> [The exercise] Here are some records; return them all exactly.

== Dataset records ==

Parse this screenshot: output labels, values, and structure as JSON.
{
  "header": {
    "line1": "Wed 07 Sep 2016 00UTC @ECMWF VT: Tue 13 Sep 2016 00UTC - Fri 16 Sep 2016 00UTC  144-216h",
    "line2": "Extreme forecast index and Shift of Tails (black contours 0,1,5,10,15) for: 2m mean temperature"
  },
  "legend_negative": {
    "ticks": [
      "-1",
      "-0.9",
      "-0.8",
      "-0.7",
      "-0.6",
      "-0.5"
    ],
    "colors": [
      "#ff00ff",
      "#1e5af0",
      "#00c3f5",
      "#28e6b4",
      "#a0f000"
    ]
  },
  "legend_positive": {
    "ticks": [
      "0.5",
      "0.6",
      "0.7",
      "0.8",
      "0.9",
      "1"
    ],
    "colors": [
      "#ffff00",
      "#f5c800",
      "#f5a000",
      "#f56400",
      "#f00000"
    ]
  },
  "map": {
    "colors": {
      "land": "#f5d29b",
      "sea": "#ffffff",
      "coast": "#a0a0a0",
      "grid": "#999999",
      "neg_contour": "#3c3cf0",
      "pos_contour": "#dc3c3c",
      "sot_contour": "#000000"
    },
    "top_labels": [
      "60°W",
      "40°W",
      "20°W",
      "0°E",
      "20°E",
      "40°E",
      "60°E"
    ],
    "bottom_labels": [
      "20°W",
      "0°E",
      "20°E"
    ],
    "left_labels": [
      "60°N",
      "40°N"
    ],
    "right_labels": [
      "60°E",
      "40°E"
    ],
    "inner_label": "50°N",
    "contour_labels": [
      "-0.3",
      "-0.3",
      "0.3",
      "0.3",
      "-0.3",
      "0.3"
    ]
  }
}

===

> [Solution to the problem]
Parse this screenshot: output labels, values, and structure as JSON.
{
  "header": {
    "line1": "Wed 07 Sep 2016 00UTC @ECMWF VT: Tue 13 Sep 2016 00UTC - Fri 16 Sep 2016 00UTC  144-216h",
    "line2": "Extreme forecast index and Shift of Tails (black contours 0,1,5,10,15) for: 2m mean temperature"
  },
  "legend_negative": {
    "ticks": [
      "-1",
      "-0.9",
      "-0.8",
      "-0.7",
      "-0.6",
      "-0.5"
    ],
    "colors": [
      "#ff00ff",
      "#1e5af0",
      "#00c3f5",
      "#28e6b4",
      "#a0f000"
    ]
  },
  "legend_positive": {
    "ticks": [
      "0.5",
      "0.6",
      "0.7",
      "0.8",
      "0.9",
      "1"
    ],
    "colors": [
      "#ffff00",
      "#f5c800",
      "#f5a000",
      "#f56400",
      "#f00000"
    ]
  },
  "map": {
    "colors": {
      "land": "#f5d29b",
      "sea": "#ffffff",
      "coast": "#a0a0a0",
      "grid": "#999999",
      "neg_contour": "#3c3cf0",
      "pos_contour": "#dc3c3c",
      "sot_contour": "#000000"
    },
    "top_labels": [
      "60°W",
      "40°W",
      "20°W",
      "0°E",
      "20°E",
      "40°E",
      "60°E"
    ],
    "bottom_labels": [
      "20°W",
      "0°E",
      "20°E"
    ],
    "left_labels": [
      "60°N",
      "40°N"
    ],
    "right_labels": [
      "60°E",
      "40°E"
    ],
    "inner_label": "50°N",
    "contour_labels": [
      "-0.3",
      "-0.3",
      "0.3",
      "0.3",
      "-0.3",
      "0.3"
    ]
  }
}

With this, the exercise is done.